■ TASK TO COMPLETE ■
Arrange the lines of the listing below as a numbered list, leaving out blank lines, beginning at the line that has "data-point (197, 91, 206, 100)" and stopping after the line that has "data-point (474, 91, 483, 100)".

■ THE INPUT ■
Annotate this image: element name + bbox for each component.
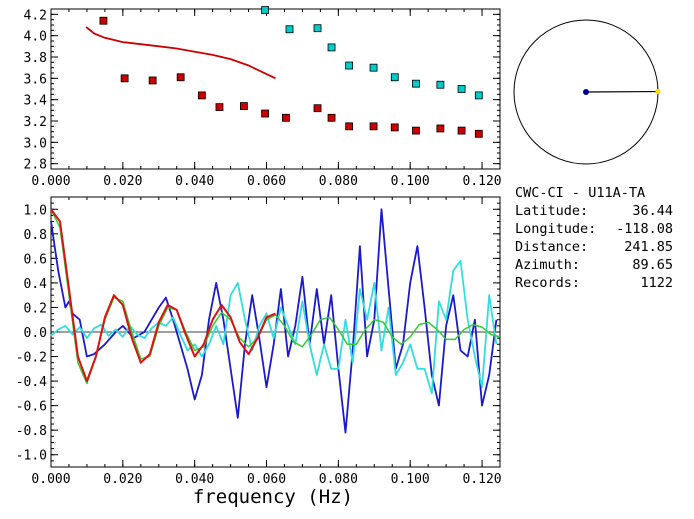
data-point (197, 91, 206, 100)
data-point (313, 104, 322, 113)
station-separator: - (571, 185, 581, 201)
x-tick-label: 0.060 (247, 472, 286, 487)
data-point (99, 16, 108, 25)
x-tick-label: 0.000 (31, 174, 70, 189)
station-dot (583, 89, 589, 95)
longitude-value: -118.08 (616, 221, 673, 237)
data-point (390, 73, 399, 82)
data-point (474, 91, 483, 100)
latitude-label: Latitude: (515, 203, 589, 219)
y-tick-label: 1.0 (24, 203, 47, 218)
records-label: Records: (515, 275, 581, 291)
y-tick-label: -0.2 (16, 351, 47, 366)
latitude-value: 36.44 (632, 203, 673, 219)
y-tick-label: 2.8 (24, 158, 47, 173)
series-line (50, 208, 498, 434)
x-tick-label: 0.100 (391, 174, 430, 189)
longitude-label: Longitude: (515, 221, 597, 237)
info-row: Latitude: 36.44 (515, 202, 673, 220)
dispersion-plot: 0.000 0.020 0.040 0.060 0.080 0.100 0.120 2.8 3.… (24, 6, 502, 189)
azimuth-value: 89.65 (632, 257, 673, 273)
x-tick-label: 0.040 (175, 174, 214, 189)
data-point (285, 25, 294, 34)
info-row: Distance: 241.85 (515, 238, 673, 256)
y-tick-label: 0.8 (24, 228, 47, 243)
data-point (261, 6, 269, 14)
x-tick-label: 0.080 (319, 174, 358, 189)
data-point (239, 102, 248, 110)
data-point (369, 63, 378, 72)
x-tick-label: 0.120 (462, 472, 501, 487)
distance-label: Distance: (515, 239, 589, 255)
y-tick-label: -0.4 (16, 375, 47, 390)
data-point (148, 76, 157, 85)
series-line (50, 259, 498, 395)
coherency-plot: 0.000 0.020 0.040 0.060 0.080 0.100 0.120 1.0 0.… (16, 196, 502, 487)
y-tick-label: 4.0 (24, 30, 47, 45)
data-point (436, 124, 445, 133)
station-info-panel: CWC-CI - U11A-TA Latitude: 36.44 Longitud… (515, 184, 673, 292)
y-tick-label: 0.4 (24, 277, 48, 292)
info-row: Azimuth: 89.65 (515, 256, 673, 274)
data-point (436, 80, 445, 89)
y-tick-label: 3.6 (24, 72, 47, 87)
data-point (120, 74, 129, 83)
station-pair: U11A-TA (588, 185, 646, 201)
y-tick-label: 3.4 (24, 94, 48, 109)
data-point (261, 109, 269, 118)
y-tick-label: 0.0 (24, 326, 47, 341)
series-line (50, 208, 276, 383)
x-tick-label: 0.100 (391, 472, 430, 487)
info-row: Longitude: -118.08 (515, 220, 673, 238)
distance-value: 241.85 (624, 239, 673, 255)
station-line: CWC-CI - U11A-TA (515, 184, 673, 202)
x-tick-label: 0.080 (319, 472, 358, 487)
data-point (215, 103, 224, 112)
data-point (327, 43, 336, 52)
data-point (390, 123, 399, 132)
azimuth-compass (513, 19, 661, 165)
data-point (345, 122, 354, 131)
info-row: Records: 1122 (515, 274, 673, 292)
data-point (176, 73, 185, 82)
y-tick-label: 4.2 (24, 8, 47, 23)
y-tick-label: -0.8 (16, 424, 47, 439)
y-tick-label: 3.2 (24, 115, 47, 130)
data-point (457, 126, 466, 135)
model-curve (85, 26, 276, 80)
azimuth-label: Azimuth: (515, 257, 581, 273)
x-axis-title: frequency (Hz) (193, 486, 353, 508)
data-point (412, 126, 420, 135)
data-point (282, 113, 290, 122)
series-line (50, 208, 501, 385)
y-tick-label: 3.8 (24, 51, 47, 66)
data-point (457, 85, 466, 93)
x-tick-label: 0.040 (175, 472, 214, 487)
y-tick-label: 0.2 (24, 301, 47, 316)
station-network: CWC-CI (515, 185, 564, 201)
y-tick-label: 0.6 (24, 252, 47, 267)
data-point (313, 24, 322, 33)
records-value: 1122 (640, 275, 673, 291)
y-tick-label: -0.6 (16, 400, 47, 415)
x-tick-label: 0.060 (247, 174, 286, 189)
data-point (474, 129, 483, 138)
source-dot (655, 89, 661, 95)
y-tick-label: -1.0 (16, 449, 47, 464)
y-tick-label: 3.0 (24, 136, 47, 151)
plot-frame (50, 8, 501, 170)
x-tick-label: 0.000 (31, 472, 70, 487)
data-point (369, 122, 378, 131)
x-tick-label: 0.020 (103, 174, 142, 189)
data-point (327, 113, 336, 122)
data-point (412, 79, 420, 88)
x-tick-label: 0.020 (103, 472, 142, 487)
x-tick-label: 0.120 (462, 174, 501, 189)
data-point (345, 61, 354, 70)
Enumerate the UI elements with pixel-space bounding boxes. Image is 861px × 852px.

■ FINAL RESULT ■
1. data-point (197, 91, 206, 100)
2. data-point (313, 104, 322, 113)
3. station-separator: - (571, 185, 581, 201)
4. x-tick-label: 0.060 (247, 472, 286, 487)
5. data-point (99, 16, 108, 25)
6. x-tick-label: 0.000 (31, 174, 70, 189)
7. station-dot (583, 89, 589, 95)
8. longitude-value: -118.08 (616, 221, 673, 237)
9. data-point (390, 73, 399, 82)
10. data-point (474, 91, 483, 100)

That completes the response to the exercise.